▶ WRITTEN PROBLEM: Type out all the records word for word. Any pictures are to be left out.

--- START AVAILABLE RECORDS ---

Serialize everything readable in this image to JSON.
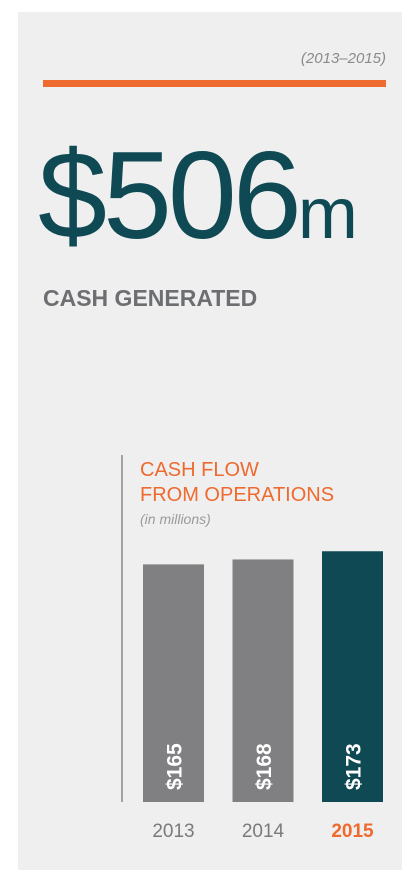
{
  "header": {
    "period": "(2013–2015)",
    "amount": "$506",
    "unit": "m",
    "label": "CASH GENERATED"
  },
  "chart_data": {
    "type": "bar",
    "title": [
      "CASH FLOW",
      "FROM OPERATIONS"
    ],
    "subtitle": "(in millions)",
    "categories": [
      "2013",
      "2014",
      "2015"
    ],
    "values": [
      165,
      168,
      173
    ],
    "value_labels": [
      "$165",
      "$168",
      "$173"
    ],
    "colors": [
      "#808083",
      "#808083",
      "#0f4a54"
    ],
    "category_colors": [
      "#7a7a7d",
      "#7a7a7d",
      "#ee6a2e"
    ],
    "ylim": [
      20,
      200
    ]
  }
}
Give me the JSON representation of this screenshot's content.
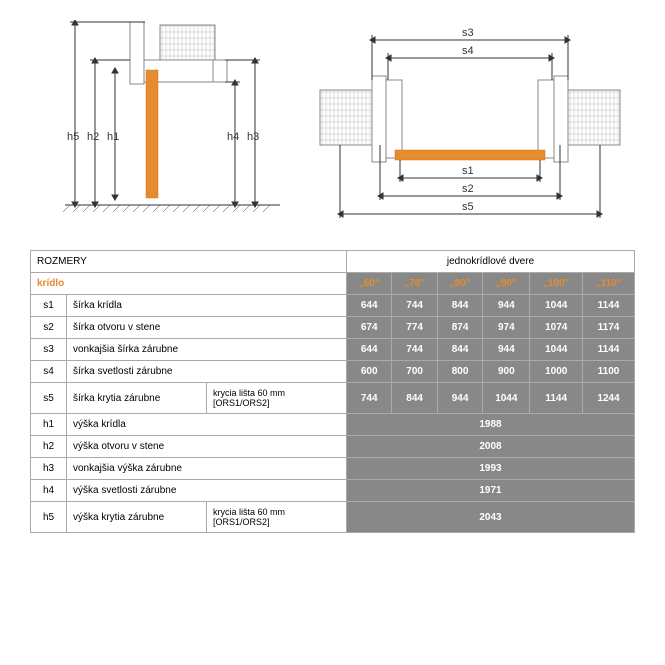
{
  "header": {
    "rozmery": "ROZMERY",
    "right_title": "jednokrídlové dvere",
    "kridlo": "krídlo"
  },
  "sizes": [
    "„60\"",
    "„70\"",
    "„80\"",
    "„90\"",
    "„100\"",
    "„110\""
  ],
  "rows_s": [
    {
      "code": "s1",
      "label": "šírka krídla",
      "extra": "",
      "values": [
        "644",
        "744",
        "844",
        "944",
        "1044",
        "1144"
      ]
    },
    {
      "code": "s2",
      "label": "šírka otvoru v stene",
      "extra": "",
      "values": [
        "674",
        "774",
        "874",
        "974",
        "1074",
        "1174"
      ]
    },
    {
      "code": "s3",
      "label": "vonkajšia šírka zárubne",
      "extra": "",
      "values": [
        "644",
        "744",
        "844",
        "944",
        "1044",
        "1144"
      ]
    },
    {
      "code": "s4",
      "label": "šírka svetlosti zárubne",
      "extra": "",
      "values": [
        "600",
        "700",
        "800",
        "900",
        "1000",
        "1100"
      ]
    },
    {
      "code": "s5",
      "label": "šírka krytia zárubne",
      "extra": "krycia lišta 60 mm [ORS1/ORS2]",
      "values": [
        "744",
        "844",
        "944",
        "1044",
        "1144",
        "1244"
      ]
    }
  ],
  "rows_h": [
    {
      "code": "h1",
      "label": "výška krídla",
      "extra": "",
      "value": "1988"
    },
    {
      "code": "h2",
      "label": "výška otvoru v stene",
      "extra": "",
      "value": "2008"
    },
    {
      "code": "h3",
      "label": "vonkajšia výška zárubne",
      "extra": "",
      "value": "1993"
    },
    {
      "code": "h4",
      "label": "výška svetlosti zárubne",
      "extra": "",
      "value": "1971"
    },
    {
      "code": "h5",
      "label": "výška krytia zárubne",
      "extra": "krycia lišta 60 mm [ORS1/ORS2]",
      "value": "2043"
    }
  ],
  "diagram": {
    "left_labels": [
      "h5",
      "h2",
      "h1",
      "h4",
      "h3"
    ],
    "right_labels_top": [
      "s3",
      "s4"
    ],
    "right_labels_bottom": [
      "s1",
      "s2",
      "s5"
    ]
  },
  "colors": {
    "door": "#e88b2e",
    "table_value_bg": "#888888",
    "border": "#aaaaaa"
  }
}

--- END AVAILABLE RECORDS ---

▶ FULL RESPONSE:
Serialize everything readable in this image to JSON.
{
  "header": {
    "period": "(2013–2015)",
    "amount": "$506",
    "unit": "m",
    "label": "CASH GENERATED"
  },
  "chart_data": {
    "type": "bar",
    "title": [
      "CASH FLOW",
      "FROM OPERATIONS"
    ],
    "subtitle": "(in millions)",
    "categories": [
      "2013",
      "2014",
      "2015"
    ],
    "values": [
      165,
      168,
      173
    ],
    "value_labels": [
      "$165",
      "$168",
      "$173"
    ],
    "colors": [
      "#808083",
      "#808083",
      "#0f4a54"
    ],
    "category_colors": [
      "#7a7a7d",
      "#7a7a7d",
      "#ee6a2e"
    ],
    "ylim": [
      20,
      200
    ]
  }
}
Give me the JSON representation of this screenshot's content.
{
  "header": {
    "rozmery": "ROZMERY",
    "right_title": "jednokrídlové dvere",
    "kridlo": "krídlo"
  },
  "sizes": [
    "„60\"",
    "„70\"",
    "„80\"",
    "„90\"",
    "„100\"",
    "„110\""
  ],
  "rows_s": [
    {
      "code": "s1",
      "label": "šírka krídla",
      "extra": "",
      "values": [
        "644",
        "744",
        "844",
        "944",
        "1044",
        "1144"
      ]
    },
    {
      "code": "s2",
      "label": "šírka otvoru v stene",
      "extra": "",
      "values": [
        "674",
        "774",
        "874",
        "974",
        "1074",
        "1174"
      ]
    },
    {
      "code": "s3",
      "label": "vonkajšia šírka zárubne",
      "extra": "",
      "values": [
        "644",
        "744",
        "844",
        "944",
        "1044",
        "1144"
      ]
    },
    {
      "code": "s4",
      "label": "šírka svetlosti zárubne",
      "extra": "",
      "values": [
        "600",
        "700",
        "800",
        "900",
        "1000",
        "1100"
      ]
    },
    {
      "code": "s5",
      "label": "šírka krytia zárubne",
      "extra": "krycia lišta 60 mm [ORS1/ORS2]",
      "values": [
        "744",
        "844",
        "944",
        "1044",
        "1144",
        "1244"
      ]
    }
  ],
  "rows_h": [
    {
      "code": "h1",
      "label": "výška krídla",
      "extra": "",
      "value": "1988"
    },
    {
      "code": "h2",
      "label": "výška otvoru v stene",
      "extra": "",
      "value": "2008"
    },
    {
      "code": "h3",
      "label": "vonkajšia výška zárubne",
      "extra": "",
      "value": "1993"
    },
    {
      "code": "h4",
      "label": "výška svetlosti zárubne",
      "extra": "",
      "value": "1971"
    },
    {
      "code": "h5",
      "label": "výška krytia zárubne",
      "extra": "krycia lišta 60 mm [ORS1/ORS2]",
      "value": "2043"
    }
  ],
  "diagram": {
    "left_labels": [
      "h5",
      "h2",
      "h1",
      "h4",
      "h3"
    ],
    "right_labels_top": [
      "s3",
      "s4"
    ],
    "right_labels_bottom": [
      "s1",
      "s2",
      "s5"
    ]
  },
  "colors": {
    "door": "#e88b2e",
    "table_value_bg": "#888888",
    "border": "#aaaaaa"
  }
}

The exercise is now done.